>> START Material shown

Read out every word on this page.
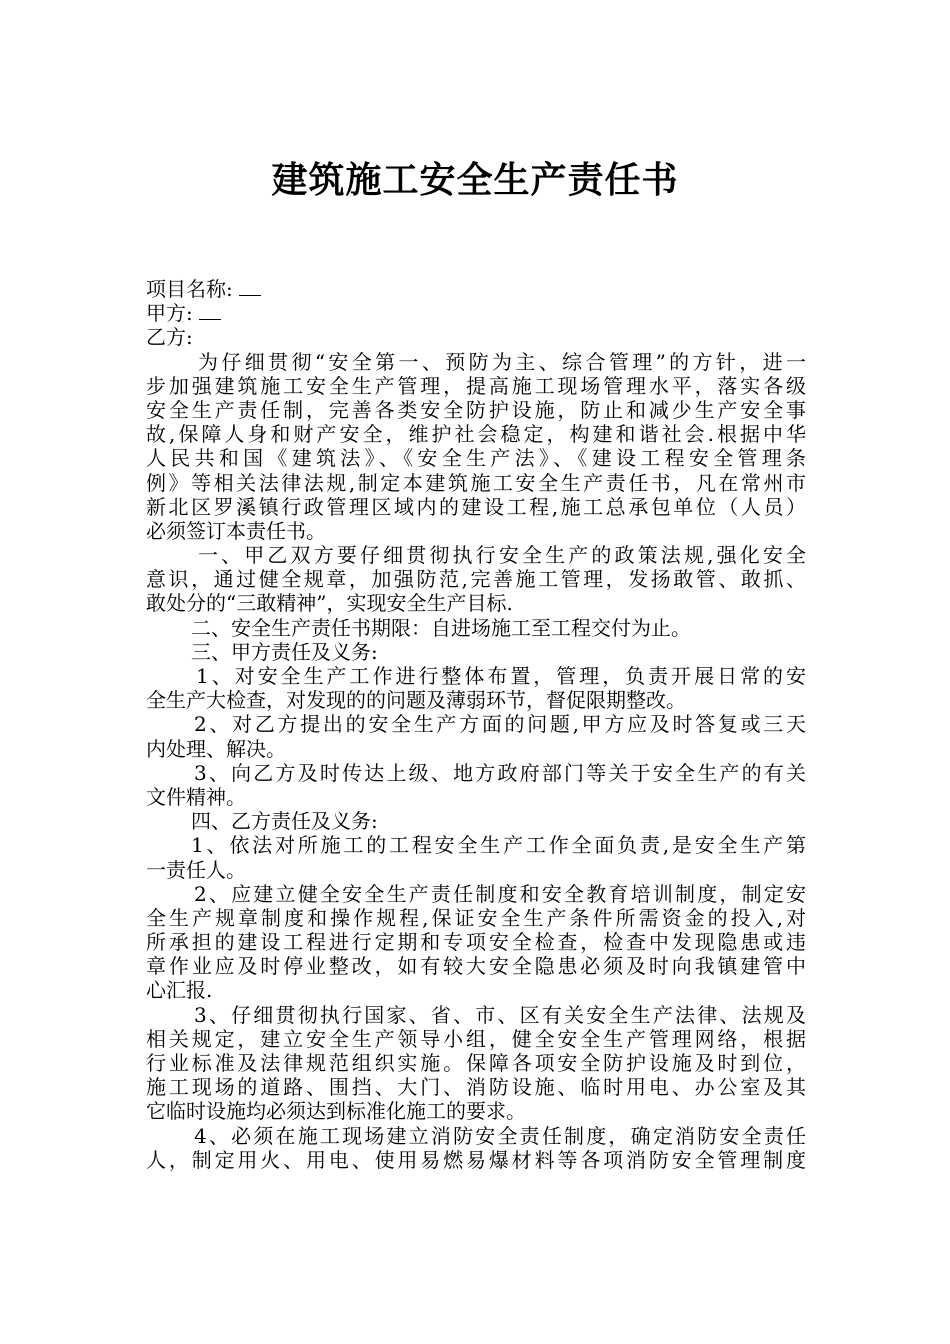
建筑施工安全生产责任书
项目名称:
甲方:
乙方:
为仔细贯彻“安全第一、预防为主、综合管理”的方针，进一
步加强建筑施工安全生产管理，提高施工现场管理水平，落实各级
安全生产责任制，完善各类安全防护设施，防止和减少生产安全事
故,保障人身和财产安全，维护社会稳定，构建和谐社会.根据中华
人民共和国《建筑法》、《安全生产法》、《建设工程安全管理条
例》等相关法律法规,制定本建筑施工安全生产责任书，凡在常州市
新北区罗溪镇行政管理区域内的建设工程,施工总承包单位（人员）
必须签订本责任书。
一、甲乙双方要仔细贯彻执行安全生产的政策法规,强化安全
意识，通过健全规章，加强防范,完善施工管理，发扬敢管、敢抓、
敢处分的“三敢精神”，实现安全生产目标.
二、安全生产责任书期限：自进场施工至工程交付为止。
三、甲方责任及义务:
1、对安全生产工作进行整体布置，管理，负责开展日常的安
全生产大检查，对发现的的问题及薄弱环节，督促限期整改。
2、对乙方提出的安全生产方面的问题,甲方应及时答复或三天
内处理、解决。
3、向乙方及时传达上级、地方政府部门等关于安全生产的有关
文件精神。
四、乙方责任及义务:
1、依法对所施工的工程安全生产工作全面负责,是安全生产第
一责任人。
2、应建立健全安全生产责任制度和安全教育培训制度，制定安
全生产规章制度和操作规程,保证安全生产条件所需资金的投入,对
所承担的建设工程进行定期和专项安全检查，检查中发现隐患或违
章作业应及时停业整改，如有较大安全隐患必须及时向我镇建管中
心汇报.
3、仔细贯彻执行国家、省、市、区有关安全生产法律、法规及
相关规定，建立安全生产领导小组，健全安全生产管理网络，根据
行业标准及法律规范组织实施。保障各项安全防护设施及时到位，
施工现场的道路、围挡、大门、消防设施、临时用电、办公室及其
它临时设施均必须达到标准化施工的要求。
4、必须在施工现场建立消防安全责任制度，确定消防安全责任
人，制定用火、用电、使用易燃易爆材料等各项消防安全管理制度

>> END Material shown

*Your task*
Print each line of the material above exactly, with the pictures removed from your copy.

*Final result*
Read out every word on this page.
建筑施工安全生产责任书
项目名称:
甲方:
乙方:
为仔细贯彻“安全第一、预防为主、综合管理”的方针，进一
步加强建筑施工安全生产管理，提高施工现场管理水平，落实各级
安全生产责任制，完善各类安全防护设施，防止和减少生产安全事
故,保障人身和财产安全，维护社会稳定，构建和谐社会.根据中华
人民共和国《建筑法》、《安全生产法》、《建设工程安全管理条
例》等相关法律法规,制定本建筑施工安全生产责任书，凡在常州市
新北区罗溪镇行政管理区域内的建设工程,施工总承包单位（人员）
必须签订本责任书。
一、甲乙双方要仔细贯彻执行安全生产的政策法规,强化安全
意识，通过健全规章，加强防范,完善施工管理，发扬敢管、敢抓、
敢处分的“三敢精神”，实现安全生产目标.
二、安全生产责任书期限：自进场施工至工程交付为止。
三、甲方责任及义务:
1、对安全生产工作进行整体布置，管理，负责开展日常的安
全生产大检查，对发现的的问题及薄弱环节，督促限期整改。
2、对乙方提出的安全生产方面的问题,甲方应及时答复或三天
内处理、解决。
3、向乙方及时传达上级、地方政府部门等关于安全生产的有关
文件精神。
四、乙方责任及义务:
1、依法对所施工的工程安全生产工作全面负责,是安全生产第
一责任人。
2、应建立健全安全生产责任制度和安全教育培训制度，制定安
全生产规章制度和操作规程,保证安全生产条件所需资金的投入,对
所承担的建设工程进行定期和专项安全检查，检查中发现隐患或违
章作业应及时停业整改，如有较大安全隐患必须及时向我镇建管中
心汇报.
3、仔细贯彻执行国家、省、市、区有关安全生产法律、法规及
相关规定，建立安全生产领导小组，健全安全生产管理网络，根据
行业标准及法律规范组织实施。保障各项安全防护设施及时到位，
施工现场的道路、围挡、大门、消防设施、临时用电、办公室及其
它临时设施均必须达到标准化施工的要求。
4、必须在施工现场建立消防安全责任制度，确定消防安全责任
人，制定用火、用电、使用易燃易爆材料等各项消防安全管理制度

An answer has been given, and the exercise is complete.